Without the pictures, return all of the material exactly as written.
********
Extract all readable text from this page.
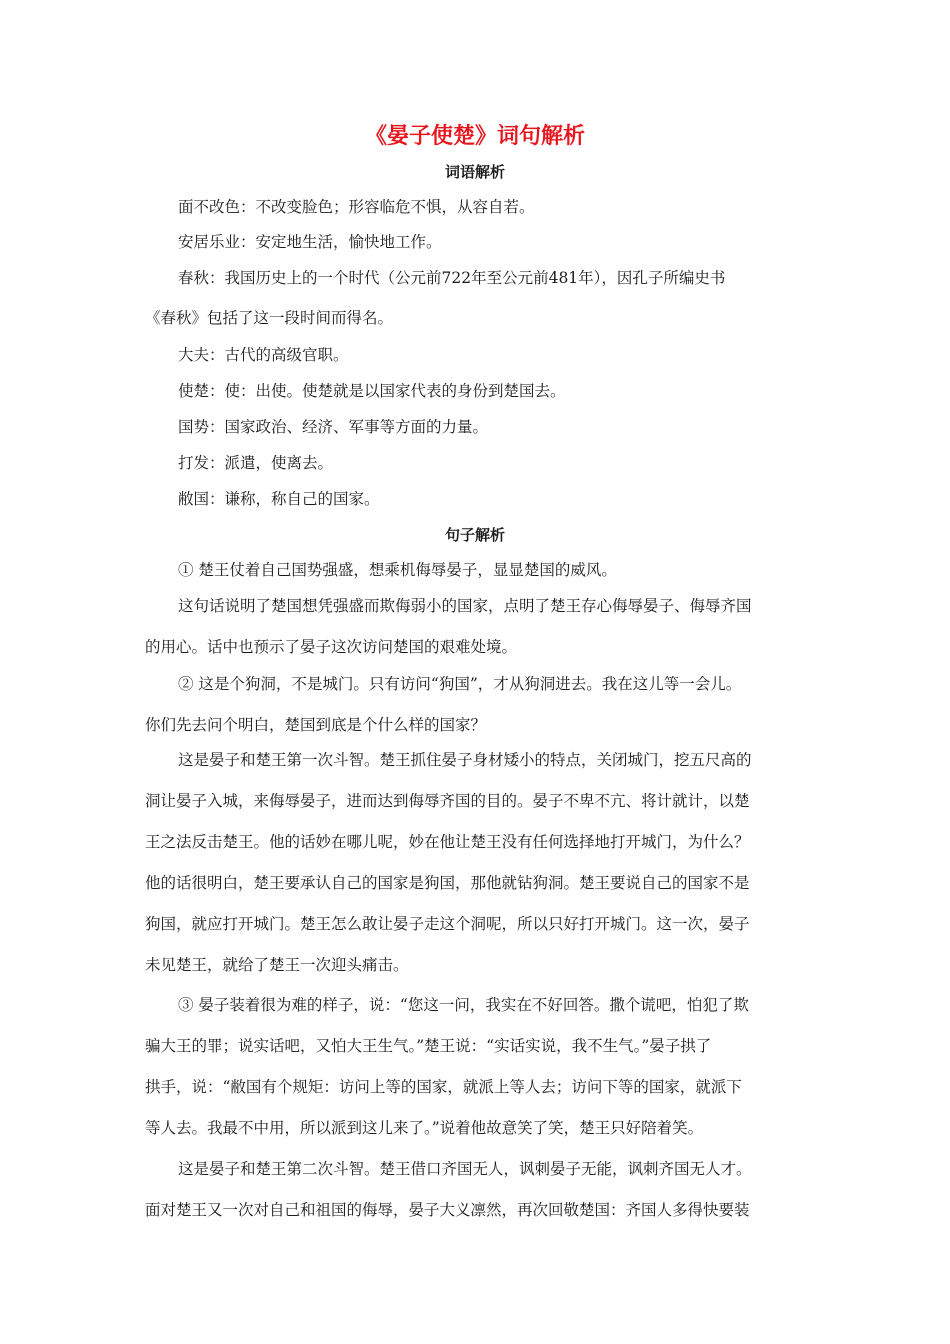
《晏子使楚》词句解析
词语解析
面不改色：不改变脸色；形容临危不惧，从容自若。
安居乐业：安定地生活，愉快地工作。
春秋：我国历史上的一个时代（公元前722年至公元前481年），因孔子所编史书
《春秋》包括了这一段时间而得名。
大夫：古代的高级官职。
使楚：使：出使。使楚就是以国家代表的身份到楚国去。
国势：国家政治、经济、军事等方面的力量。
打发：派遣，使离去。
敝国：谦称，称自己的国家。
句子解析
① 楚王仗着自己国势强盛，想乘机侮辱晏子，显显楚国的威风。
这句话说明了楚国想凭强盛而欺侮弱小的国家，点明了楚王存心侮辱晏子、侮辱齐国
的用心。话中也预示了晏子这次访问楚国的艰难处境。
② 这是个狗洞，不是城门。只有访问“狗国”，才从狗洞进去。我在这儿等一会儿。
你们先去问个明白，楚国到底是个什么样的国家？
这是晏子和楚王第一次斗智。楚王抓住晏子身材矮小的特点，关闭城门，挖五尺高的
洞让晏子入城，来侮辱晏子，进而达到侮辱齐国的目的。晏子不卑不亢、将计就计，以楚
王之法反击楚王。他的话妙在哪儿呢，妙在他让楚王没有任何选择地打开城门，为什么？
他的话很明白，楚王要承认自己的国家是狗国，那他就钻狗洞。楚王要说自己的国家不是
狗国，就应打开城门。楚王怎么敢让晏子走这个洞呢，所以只好打开城门。这一次，晏子
未见楚王，就给了楚王一次迎头痛击。
③ 晏子装着很为难的样子，说：“您这一问，我实在不好回答。撒个谎吧，怕犯了欺
骗大王的罪；说实话吧，又怕大王生气。”楚王说：“实话实说，我不生气。”晏子拱了
拱手，说：“敝国有个规矩：访问上等的国家，就派上等人去；访问下等的国家，就派下
等人去。我最不中用，所以派到这儿来了。”说着他故意笑了笑，楚王只好陪着笑。
这是晏子和楚王第二次斗智。楚王借口齐国无人，讽刺晏子无能，讽刺齐国无人才。
面对楚王又一次对自己和祖国的侮辱，晏子大义凛然，再次回敬楚国：齐国人多得快要装
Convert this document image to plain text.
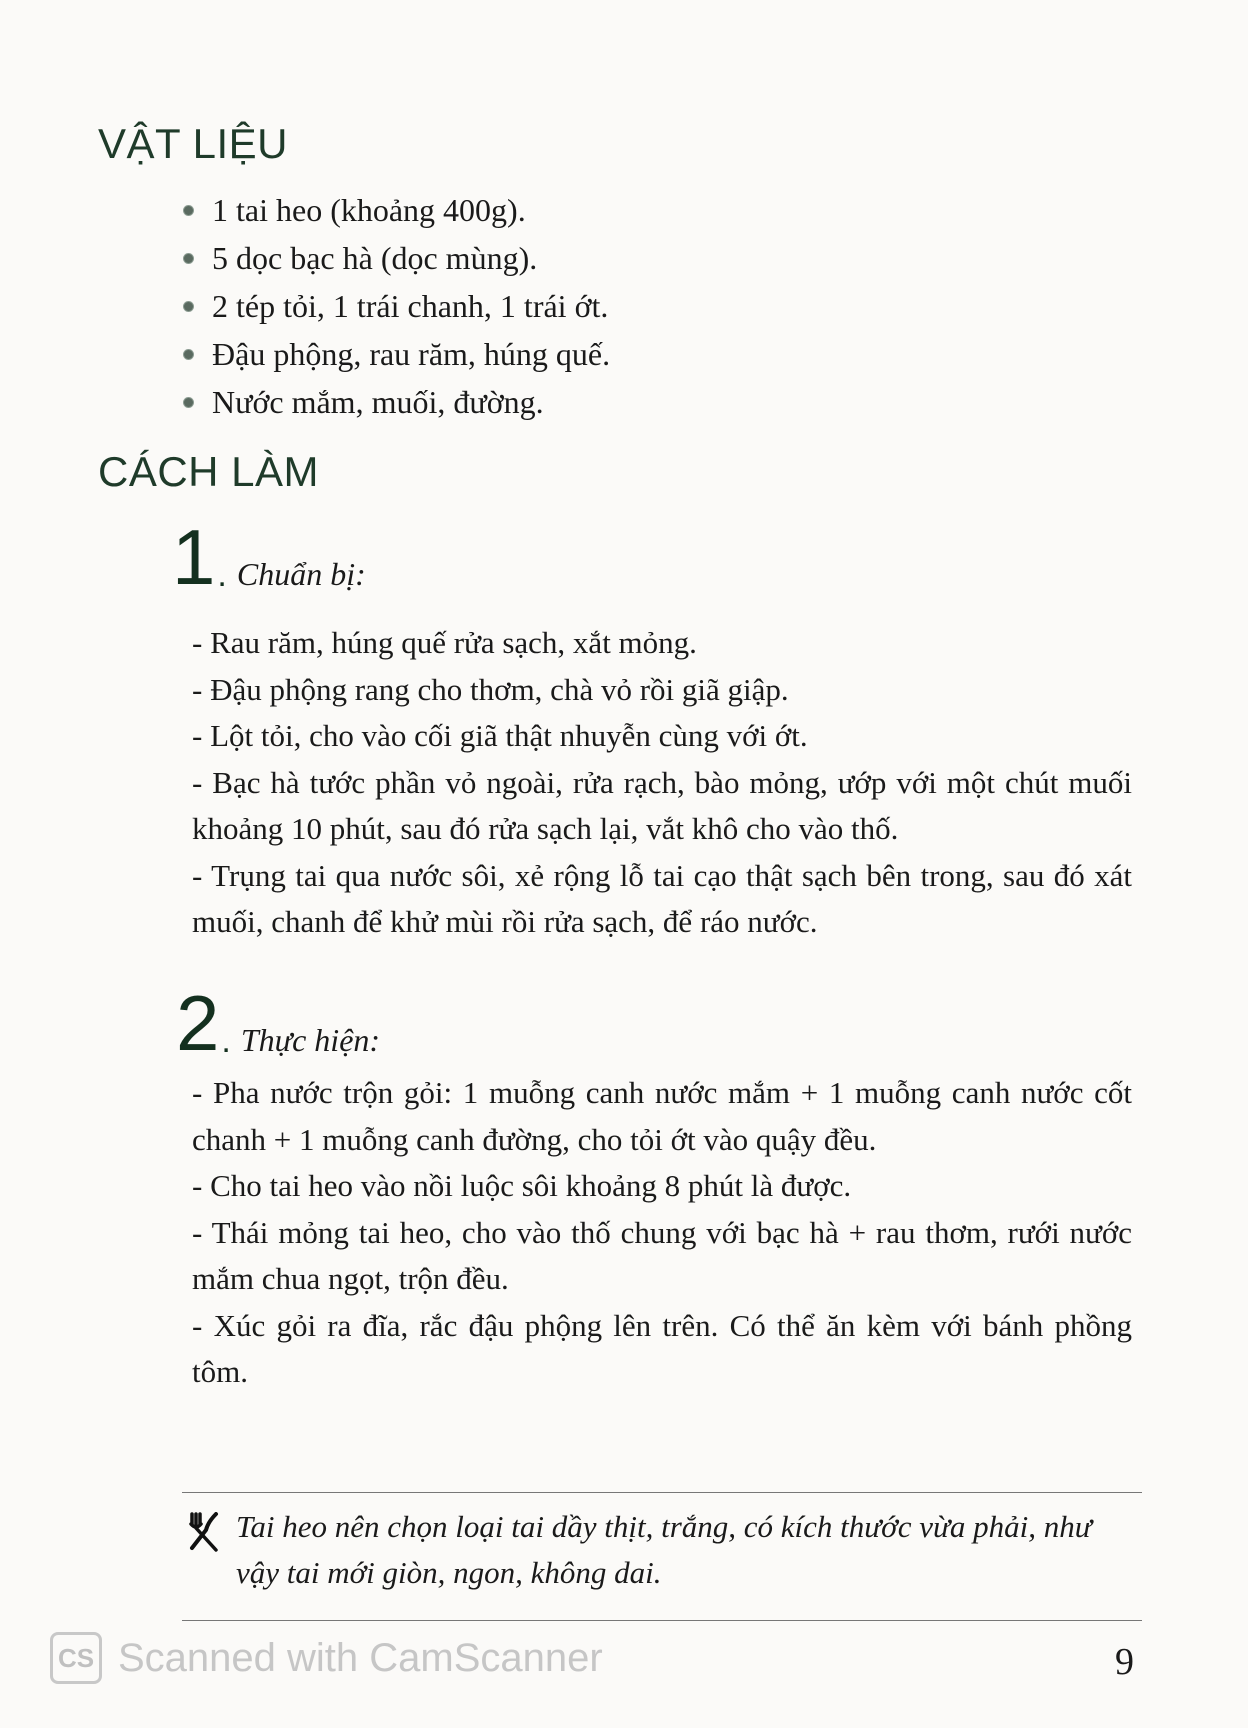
VẬT LIỆU
1 tai heo (khoảng 400g).
5 dọc bạc hà (dọc mùng).
2 tép tỏi, 1 trái chanh, 1 trái ớt.
Đậu phộng, rau răm, húng quế.
Nước mắm, muối, đường.
CÁCH LÀM
1 . Chuẩn bị:

- Rau răm, húng quế rửa sạch, xắt mỏng.

- Đậu phộng rang cho thơm, chà vỏ rồi giã giập.

- Lột tỏi, cho vào cối giã thật nhuyễn cùng với ớt.

- Bạc hà tước phần vỏ ngoài, rửa rạch, bào mỏng, ướp với một chút muối khoảng 10 phút, sau đó rửa sạch lại, vắt khô cho vào thố.

- Trụng tai qua nước sôi, xẻ rộng lỗ tai cạo thật sạch bên trong, sau đó xát muối, chanh để khử mùi rồi rửa sạch, để ráo nước.

2 . Thực hiện:

- Pha nước trộn gỏi: 1 muỗng canh nước mắm + 1 muỗng canh nước cốt chanh + 1 muỗng canh đường, cho tỏi ớt vào quậy đều.

- Cho tai heo vào nồi luộc sôi khoảng 8 phút là được.

- Thái mỏng tai heo, cho vào thố chung với bạc hà + rau thơm, rưới nước mắm chua ngọt, trộn đều.

- Xúc gỏi ra đĩa, rắc đậu phộng lên trên. Có thể ăn kèm với bánh phồng tôm.

Tai heo nên chọn loại tai dầy thịt, trắng, có kích thước vừa phải, như vậy tai mới giòn, ngon, không dai.
CS Scanned with CamScanner	9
********
§ **Output for this task**:
Extract all readable text from this page.
《晏子使楚》词句解析
词语解析
面不改色：不改变脸色；形容临危不惧，从容自若。
安居乐业：安定地生活，愉快地工作。
春秋：我国历史上的一个时代（公元前722年至公元前481年），因孔子所编史书
《春秋》包括了这一段时间而得名。
大夫：古代的高级官职。
使楚：使：出使。使楚就是以国家代表的身份到楚国去。
国势：国家政治、经济、军事等方面的力量。
打发：派遣，使离去。
敝国：谦称，称自己的国家。
句子解析
① 楚王仗着自己国势强盛，想乘机侮辱晏子，显显楚国的威风。
这句话说明了楚国想凭强盛而欺侮弱小的国家，点明了楚王存心侮辱晏子、侮辱齐国
的用心。话中也预示了晏子这次访问楚国的艰难处境。
② 这是个狗洞，不是城门。只有访问“狗国”，才从狗洞进去。我在这儿等一会儿。
你们先去问个明白，楚国到底是个什么样的国家？
这是晏子和楚王第一次斗智。楚王抓住晏子身材矮小的特点，关闭城门，挖五尺高的
洞让晏子入城，来侮辱晏子，进而达到侮辱齐国的目的。晏子不卑不亢、将计就计，以楚
王之法反击楚王。他的话妙在哪儿呢，妙在他让楚王没有任何选择地打开城门，为什么？
他的话很明白，楚王要承认自己的国家是狗国，那他就钻狗洞。楚王要说自己的国家不是
狗国，就应打开城门。楚王怎么敢让晏子走这个洞呢，所以只好打开城门。这一次，晏子
未见楚王，就给了楚王一次迎头痛击。
③ 晏子装着很为难的样子，说：“您这一问，我实在不好回答。撒个谎吧，怕犯了欺
骗大王的罪；说实话吧，又怕大王生气。”楚王说：“实话实说，我不生气。”晏子拱了
拱手，说：“敝国有个规矩：访问上等的国家，就派上等人去；访问下等的国家，就派下
等人去。我最不中用，所以派到这儿来了。”说着他故意笑了笑，楚王只好陪着笑。
这是晏子和楚王第二次斗智。楚王借口齐国无人，讽刺晏子无能，讽刺齐国无人才。
面对楚王又一次对自己和祖国的侮辱，晏子大义凛然，再次回敬楚国：齐国人多得快要装
Convert this document image to plain text.
VẬT LIỆU
1 tai heo (khoảng 400g).
5 dọc bạc hà (dọc mùng).
2 tép tỏi, 1 trái chanh, 1 trái ớt.
Đậu phộng, rau răm, húng quế.
Nước mắm, muối, đường.
CÁCH LÀM
1 . Chuẩn bị:

- Rau răm, húng quế rửa sạch, xắt mỏng.

- Đậu phộng rang cho thơm, chà vỏ rồi giã giập.

- Lột tỏi, cho vào cối giã thật nhuyễn cùng với ớt.

- Bạc hà tước phần vỏ ngoài, rửa rạch, bào mỏng, ướp với một chút muối khoảng 10 phút, sau đó rửa sạch lại, vắt khô cho vào thố.

- Trụng tai qua nước sôi, xẻ rộng lỗ tai cạo thật sạch bên trong, sau đó xát muối, chanh để khử mùi rồi rửa sạch, để ráo nước.

2 . Thực hiện:

- Pha nước trộn gỏi: 1 muỗng canh nước mắm + 1 muỗng canh nước cốt chanh + 1 muỗng canh đường, cho tỏi ớt vào quậy đều.

- Cho tai heo vào nồi luộc sôi khoảng 8 phút là được.

- Thái mỏng tai heo, cho vào thố chung với bạc hà + rau thơm, rưới nước mắm chua ngọt, trộn đều.

- Xúc gỏi ra đĩa, rắc đậu phộng lên trên. Có thể ăn kèm với bánh phồng tôm.

Tai heo nên chọn loại tai dầy thịt, trắng, có kích thước vừa phải, như vậy tai mới giòn, ngon, không dai.
CS Scanned with CamScanner	9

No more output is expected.